EXERCISE DIRECTIONS:
From the listing below, pull each line that includes "sched".

===== RECORDS SUPPLIED =====

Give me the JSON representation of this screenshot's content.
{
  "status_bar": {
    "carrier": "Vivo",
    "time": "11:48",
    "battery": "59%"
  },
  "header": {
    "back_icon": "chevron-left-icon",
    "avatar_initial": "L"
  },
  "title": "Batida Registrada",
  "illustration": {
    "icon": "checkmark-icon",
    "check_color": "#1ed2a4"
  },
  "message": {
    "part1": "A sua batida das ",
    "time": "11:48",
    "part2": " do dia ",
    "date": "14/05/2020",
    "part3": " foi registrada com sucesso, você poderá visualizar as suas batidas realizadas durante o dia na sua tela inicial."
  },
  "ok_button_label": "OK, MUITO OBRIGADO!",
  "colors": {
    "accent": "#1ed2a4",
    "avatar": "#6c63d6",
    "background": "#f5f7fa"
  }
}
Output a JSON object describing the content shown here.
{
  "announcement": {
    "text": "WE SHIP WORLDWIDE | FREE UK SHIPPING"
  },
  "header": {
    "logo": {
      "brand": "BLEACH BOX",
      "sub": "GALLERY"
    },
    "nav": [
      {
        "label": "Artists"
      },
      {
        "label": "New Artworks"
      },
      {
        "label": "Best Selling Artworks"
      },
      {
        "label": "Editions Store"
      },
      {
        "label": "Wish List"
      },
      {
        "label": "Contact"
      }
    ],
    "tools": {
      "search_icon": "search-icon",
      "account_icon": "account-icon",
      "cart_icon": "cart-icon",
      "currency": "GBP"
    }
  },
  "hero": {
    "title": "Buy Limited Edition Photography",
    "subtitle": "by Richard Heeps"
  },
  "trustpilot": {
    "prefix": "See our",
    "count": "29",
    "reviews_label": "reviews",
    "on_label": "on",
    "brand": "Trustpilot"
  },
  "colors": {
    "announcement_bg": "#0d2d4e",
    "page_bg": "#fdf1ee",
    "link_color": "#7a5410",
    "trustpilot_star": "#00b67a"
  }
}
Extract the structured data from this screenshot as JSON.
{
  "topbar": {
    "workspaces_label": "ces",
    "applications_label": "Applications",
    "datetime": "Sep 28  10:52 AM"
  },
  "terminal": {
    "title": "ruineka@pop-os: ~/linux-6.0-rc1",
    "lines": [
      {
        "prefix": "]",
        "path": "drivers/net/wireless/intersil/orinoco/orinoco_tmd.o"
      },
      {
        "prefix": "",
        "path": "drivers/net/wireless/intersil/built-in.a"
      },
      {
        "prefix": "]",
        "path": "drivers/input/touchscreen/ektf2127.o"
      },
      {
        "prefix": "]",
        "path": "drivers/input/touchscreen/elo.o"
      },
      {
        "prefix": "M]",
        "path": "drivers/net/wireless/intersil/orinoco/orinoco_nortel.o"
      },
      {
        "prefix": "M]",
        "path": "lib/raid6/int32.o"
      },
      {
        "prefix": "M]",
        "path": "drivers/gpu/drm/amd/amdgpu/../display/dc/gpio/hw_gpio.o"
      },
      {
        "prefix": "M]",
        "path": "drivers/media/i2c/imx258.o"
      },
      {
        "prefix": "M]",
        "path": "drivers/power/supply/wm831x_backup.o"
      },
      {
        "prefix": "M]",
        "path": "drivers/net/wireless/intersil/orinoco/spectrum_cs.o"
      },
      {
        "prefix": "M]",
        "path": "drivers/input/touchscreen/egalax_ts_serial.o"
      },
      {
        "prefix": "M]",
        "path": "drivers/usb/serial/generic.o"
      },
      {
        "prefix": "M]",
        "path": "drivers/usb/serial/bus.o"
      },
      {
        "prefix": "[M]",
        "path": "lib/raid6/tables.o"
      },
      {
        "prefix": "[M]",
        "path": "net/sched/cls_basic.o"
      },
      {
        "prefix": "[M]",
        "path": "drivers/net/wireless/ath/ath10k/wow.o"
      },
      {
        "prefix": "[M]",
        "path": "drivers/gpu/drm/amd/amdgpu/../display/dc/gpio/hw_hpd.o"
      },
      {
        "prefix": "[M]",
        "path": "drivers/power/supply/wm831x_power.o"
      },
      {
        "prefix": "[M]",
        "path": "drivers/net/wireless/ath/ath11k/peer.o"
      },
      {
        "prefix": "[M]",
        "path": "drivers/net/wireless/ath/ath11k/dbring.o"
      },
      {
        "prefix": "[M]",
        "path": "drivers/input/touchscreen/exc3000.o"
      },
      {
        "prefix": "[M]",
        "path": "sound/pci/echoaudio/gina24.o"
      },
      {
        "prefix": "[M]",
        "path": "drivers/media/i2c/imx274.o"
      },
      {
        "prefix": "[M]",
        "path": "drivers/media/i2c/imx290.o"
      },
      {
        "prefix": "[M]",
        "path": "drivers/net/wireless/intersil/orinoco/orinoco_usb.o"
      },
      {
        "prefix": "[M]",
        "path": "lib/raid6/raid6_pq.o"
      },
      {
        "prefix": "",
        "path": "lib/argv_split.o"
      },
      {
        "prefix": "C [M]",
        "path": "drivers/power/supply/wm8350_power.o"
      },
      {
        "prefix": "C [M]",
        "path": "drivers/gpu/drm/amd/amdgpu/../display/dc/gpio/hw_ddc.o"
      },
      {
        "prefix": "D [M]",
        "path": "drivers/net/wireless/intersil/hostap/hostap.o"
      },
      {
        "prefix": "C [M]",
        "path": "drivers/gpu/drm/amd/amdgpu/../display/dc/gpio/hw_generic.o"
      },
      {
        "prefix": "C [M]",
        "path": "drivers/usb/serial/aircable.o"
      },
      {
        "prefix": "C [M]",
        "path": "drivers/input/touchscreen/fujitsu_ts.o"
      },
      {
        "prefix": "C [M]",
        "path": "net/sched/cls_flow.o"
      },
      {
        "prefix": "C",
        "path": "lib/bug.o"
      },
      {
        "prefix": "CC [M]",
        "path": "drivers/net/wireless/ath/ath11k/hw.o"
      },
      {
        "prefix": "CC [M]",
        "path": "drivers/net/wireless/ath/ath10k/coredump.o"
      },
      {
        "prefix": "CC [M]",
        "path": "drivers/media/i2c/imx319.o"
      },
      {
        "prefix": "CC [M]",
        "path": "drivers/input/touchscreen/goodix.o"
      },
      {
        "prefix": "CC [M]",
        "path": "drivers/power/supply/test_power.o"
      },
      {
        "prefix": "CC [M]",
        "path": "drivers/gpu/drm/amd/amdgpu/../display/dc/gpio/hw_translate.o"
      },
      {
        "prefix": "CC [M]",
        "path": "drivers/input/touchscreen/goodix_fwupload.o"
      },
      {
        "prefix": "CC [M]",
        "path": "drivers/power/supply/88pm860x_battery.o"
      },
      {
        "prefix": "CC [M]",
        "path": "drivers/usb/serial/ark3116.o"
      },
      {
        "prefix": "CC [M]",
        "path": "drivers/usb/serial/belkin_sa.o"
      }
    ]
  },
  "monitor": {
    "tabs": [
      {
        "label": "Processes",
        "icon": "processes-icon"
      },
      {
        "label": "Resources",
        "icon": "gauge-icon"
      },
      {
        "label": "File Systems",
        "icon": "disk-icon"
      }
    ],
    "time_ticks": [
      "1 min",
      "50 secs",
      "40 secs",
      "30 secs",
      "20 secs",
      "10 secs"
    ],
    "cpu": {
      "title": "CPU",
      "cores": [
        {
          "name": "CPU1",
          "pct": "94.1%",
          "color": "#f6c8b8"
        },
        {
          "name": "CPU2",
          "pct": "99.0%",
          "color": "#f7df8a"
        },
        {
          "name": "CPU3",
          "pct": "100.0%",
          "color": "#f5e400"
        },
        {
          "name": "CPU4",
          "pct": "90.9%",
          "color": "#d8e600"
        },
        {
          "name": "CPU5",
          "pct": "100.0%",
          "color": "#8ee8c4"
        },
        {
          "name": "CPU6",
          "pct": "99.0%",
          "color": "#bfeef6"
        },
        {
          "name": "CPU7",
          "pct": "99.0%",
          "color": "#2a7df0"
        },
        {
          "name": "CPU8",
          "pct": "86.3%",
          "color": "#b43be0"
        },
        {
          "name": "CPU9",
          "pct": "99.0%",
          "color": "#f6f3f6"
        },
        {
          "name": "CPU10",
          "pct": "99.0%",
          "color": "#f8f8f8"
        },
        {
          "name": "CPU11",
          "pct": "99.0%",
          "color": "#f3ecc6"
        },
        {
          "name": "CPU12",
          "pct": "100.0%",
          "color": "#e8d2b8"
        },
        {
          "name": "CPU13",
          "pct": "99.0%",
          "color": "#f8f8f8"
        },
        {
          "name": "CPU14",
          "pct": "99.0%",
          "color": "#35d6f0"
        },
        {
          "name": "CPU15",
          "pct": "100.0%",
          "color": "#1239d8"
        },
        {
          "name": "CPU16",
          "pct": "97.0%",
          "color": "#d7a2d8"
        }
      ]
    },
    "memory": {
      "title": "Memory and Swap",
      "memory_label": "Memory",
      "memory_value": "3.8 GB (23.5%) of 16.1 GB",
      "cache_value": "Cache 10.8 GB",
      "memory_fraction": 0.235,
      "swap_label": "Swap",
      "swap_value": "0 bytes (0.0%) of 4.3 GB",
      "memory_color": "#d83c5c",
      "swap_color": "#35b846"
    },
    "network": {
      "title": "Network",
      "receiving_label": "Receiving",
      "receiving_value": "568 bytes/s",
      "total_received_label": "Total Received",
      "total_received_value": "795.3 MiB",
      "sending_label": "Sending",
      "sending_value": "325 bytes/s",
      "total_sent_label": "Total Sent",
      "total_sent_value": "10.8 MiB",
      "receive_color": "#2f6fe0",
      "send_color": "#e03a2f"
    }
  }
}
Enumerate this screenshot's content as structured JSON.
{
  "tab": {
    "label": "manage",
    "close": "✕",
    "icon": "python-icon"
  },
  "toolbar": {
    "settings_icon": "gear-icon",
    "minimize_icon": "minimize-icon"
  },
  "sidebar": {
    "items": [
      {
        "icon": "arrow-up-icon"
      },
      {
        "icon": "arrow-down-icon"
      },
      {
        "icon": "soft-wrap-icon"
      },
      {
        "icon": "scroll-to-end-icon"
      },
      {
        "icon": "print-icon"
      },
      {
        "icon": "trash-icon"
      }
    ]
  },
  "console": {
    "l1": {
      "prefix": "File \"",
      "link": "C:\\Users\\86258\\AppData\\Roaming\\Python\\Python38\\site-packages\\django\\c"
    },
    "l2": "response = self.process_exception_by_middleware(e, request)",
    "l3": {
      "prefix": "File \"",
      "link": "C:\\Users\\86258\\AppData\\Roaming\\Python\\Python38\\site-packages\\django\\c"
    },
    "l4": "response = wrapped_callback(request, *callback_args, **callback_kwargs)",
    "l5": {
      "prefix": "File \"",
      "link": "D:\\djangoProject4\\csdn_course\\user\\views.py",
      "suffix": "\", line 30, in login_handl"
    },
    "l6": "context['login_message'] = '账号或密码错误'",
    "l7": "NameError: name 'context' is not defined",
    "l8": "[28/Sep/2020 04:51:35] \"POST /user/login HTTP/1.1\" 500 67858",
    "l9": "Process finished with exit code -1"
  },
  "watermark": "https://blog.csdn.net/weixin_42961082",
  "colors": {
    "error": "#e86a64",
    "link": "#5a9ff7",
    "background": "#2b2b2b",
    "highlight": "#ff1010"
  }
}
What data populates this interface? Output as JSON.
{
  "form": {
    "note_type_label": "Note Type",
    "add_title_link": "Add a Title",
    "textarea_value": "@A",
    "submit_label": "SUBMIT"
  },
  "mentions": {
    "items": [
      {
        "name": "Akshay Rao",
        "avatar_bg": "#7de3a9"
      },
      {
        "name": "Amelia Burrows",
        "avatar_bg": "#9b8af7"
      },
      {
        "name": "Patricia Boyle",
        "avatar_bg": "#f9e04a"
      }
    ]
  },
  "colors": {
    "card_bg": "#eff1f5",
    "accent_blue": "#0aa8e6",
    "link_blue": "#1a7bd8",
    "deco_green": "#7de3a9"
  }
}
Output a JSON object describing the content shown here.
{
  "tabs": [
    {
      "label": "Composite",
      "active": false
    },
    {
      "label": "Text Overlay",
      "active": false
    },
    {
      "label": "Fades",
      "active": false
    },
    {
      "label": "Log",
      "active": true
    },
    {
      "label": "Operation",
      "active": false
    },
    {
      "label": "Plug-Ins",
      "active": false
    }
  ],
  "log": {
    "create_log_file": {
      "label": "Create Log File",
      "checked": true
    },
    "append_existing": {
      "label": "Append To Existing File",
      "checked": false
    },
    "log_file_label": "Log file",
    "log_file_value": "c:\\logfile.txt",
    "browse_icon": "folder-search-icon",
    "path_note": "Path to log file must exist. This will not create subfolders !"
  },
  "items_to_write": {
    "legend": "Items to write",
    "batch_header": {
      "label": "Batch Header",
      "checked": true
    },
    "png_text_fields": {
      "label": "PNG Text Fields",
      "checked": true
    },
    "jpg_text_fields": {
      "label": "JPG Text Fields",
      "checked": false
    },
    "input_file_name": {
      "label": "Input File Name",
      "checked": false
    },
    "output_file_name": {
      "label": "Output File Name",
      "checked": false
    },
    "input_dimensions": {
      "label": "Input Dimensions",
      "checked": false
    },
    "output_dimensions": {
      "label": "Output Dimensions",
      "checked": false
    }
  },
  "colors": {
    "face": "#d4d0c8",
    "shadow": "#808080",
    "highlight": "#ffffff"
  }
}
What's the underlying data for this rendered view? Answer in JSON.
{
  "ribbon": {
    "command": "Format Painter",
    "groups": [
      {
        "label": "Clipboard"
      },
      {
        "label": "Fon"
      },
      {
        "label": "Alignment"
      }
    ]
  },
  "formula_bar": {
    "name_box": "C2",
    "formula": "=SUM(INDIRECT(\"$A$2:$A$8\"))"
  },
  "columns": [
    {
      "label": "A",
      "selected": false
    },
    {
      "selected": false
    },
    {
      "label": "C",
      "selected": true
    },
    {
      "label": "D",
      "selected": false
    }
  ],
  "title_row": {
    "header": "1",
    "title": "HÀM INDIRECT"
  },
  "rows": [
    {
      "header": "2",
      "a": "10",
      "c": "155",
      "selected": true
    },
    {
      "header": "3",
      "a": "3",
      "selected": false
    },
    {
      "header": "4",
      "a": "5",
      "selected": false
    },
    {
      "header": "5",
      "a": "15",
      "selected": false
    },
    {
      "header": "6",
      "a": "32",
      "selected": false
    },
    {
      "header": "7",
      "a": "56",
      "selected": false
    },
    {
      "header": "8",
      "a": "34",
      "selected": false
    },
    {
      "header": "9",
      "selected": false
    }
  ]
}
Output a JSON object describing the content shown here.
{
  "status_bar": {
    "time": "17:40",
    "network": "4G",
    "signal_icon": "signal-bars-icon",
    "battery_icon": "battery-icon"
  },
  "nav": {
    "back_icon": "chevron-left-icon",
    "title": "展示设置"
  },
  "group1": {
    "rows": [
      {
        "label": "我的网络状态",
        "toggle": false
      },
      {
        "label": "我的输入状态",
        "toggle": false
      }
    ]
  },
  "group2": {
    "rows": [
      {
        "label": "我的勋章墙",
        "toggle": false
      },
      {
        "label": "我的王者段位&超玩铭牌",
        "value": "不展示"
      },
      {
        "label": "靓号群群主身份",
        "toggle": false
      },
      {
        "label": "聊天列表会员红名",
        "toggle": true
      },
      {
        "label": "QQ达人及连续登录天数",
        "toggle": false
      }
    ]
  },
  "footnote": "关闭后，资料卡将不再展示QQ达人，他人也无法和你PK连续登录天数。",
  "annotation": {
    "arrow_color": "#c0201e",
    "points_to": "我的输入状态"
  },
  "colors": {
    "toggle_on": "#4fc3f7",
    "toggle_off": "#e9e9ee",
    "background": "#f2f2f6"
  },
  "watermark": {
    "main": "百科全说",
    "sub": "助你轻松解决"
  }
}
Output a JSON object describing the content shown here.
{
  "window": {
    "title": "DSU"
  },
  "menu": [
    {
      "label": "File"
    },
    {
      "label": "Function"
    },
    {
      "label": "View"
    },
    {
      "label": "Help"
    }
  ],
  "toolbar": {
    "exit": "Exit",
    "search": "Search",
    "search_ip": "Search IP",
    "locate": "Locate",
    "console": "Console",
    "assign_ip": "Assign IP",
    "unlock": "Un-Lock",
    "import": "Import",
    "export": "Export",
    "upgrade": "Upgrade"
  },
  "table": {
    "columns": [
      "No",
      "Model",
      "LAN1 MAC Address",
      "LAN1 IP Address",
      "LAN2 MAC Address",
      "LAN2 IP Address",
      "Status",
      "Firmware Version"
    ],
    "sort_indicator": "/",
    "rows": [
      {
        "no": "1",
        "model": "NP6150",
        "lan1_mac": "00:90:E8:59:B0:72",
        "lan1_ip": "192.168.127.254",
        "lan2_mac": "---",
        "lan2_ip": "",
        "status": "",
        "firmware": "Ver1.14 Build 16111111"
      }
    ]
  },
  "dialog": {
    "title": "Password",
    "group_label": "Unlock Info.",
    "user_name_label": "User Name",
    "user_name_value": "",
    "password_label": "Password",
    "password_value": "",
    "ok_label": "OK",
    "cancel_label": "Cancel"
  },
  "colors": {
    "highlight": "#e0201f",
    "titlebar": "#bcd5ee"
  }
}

=====

RESPONSE TO THE TASK:
        "path": "net/sched/cls_basic.o"
        "path": "net/sched/cls_flow.o"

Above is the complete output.